**Short task:** Identify all lines below that hold "Prometheus" and collect them.

**Dataset entries:**
::::

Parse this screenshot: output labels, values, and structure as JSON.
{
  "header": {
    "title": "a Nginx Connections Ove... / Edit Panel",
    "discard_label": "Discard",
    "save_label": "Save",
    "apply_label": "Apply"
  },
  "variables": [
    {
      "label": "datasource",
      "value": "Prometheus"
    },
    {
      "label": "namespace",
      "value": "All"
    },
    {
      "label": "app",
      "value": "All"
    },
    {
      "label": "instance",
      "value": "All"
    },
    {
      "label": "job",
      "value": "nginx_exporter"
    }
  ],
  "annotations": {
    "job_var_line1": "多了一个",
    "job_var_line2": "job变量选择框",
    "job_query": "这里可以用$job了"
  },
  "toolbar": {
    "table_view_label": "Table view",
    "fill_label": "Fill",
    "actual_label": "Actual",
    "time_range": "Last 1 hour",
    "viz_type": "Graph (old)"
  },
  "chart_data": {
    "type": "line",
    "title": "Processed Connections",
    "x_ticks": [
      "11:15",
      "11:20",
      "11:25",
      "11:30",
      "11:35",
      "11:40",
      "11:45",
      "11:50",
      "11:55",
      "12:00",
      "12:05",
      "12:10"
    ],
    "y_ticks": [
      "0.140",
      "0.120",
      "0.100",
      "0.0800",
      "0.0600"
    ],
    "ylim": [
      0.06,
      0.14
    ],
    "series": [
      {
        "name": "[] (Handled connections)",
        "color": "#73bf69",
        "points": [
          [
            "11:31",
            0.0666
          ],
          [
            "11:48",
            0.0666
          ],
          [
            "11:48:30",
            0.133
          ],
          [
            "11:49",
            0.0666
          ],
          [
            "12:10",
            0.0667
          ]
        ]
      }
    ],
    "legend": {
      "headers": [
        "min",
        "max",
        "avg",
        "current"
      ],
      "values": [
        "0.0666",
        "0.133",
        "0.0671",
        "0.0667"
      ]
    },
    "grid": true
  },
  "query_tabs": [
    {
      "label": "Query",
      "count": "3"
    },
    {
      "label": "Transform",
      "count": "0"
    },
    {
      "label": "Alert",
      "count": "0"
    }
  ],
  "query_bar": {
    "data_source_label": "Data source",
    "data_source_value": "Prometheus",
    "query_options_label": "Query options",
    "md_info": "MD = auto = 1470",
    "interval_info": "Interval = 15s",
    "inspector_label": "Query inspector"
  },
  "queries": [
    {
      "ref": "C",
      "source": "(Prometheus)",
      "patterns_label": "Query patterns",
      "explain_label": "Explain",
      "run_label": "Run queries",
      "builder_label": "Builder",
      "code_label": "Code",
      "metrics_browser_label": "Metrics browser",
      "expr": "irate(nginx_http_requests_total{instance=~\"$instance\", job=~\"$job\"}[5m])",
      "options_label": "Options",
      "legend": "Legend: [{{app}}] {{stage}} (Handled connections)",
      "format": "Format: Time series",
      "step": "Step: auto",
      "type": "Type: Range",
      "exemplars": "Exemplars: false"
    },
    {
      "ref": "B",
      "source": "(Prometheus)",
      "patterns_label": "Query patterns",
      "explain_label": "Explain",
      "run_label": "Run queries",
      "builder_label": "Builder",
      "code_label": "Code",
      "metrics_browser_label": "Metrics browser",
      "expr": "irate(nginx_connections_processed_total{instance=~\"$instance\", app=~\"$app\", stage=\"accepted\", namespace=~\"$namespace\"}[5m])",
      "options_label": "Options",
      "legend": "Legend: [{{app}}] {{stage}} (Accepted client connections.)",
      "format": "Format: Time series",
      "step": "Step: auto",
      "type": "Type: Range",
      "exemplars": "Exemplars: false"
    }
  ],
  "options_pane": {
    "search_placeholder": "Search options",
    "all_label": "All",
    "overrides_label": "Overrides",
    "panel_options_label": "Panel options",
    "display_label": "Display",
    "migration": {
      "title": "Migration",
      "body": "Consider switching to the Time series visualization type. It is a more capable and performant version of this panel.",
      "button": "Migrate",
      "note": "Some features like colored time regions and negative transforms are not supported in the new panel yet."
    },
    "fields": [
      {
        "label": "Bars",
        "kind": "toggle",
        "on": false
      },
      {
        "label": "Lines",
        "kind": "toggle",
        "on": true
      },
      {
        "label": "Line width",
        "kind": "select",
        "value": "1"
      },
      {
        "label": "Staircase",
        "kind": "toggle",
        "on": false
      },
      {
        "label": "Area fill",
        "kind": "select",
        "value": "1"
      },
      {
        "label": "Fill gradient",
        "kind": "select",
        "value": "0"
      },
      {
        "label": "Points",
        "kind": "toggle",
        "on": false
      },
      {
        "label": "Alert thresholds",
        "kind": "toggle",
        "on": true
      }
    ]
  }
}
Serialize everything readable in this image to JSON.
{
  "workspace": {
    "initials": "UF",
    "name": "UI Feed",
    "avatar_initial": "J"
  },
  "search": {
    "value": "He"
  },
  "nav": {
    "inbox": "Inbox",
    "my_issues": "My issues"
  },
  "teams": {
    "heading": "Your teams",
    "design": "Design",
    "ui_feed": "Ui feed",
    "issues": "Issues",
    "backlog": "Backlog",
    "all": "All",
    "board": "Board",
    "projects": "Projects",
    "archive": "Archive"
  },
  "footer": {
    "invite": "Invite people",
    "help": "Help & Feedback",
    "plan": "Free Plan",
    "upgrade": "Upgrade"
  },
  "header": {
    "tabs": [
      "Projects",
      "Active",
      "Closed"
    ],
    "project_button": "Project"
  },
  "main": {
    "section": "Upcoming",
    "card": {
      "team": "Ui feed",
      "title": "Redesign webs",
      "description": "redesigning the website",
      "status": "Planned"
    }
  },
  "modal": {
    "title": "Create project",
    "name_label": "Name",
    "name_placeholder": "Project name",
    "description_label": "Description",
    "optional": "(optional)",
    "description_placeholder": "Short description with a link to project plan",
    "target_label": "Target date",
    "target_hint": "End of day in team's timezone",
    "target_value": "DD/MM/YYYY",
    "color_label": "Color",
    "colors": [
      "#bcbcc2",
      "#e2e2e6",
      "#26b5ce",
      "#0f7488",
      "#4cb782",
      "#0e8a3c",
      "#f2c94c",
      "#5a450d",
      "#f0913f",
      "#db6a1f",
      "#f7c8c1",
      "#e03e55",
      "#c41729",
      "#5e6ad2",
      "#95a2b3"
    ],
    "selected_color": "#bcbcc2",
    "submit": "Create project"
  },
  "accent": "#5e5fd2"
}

::::

**Answer:**
      "value": "Prometheus"
    "data_source_value": "Prometheus",
      "source": "(Prometheus)",
      "source": "(Prometheus)",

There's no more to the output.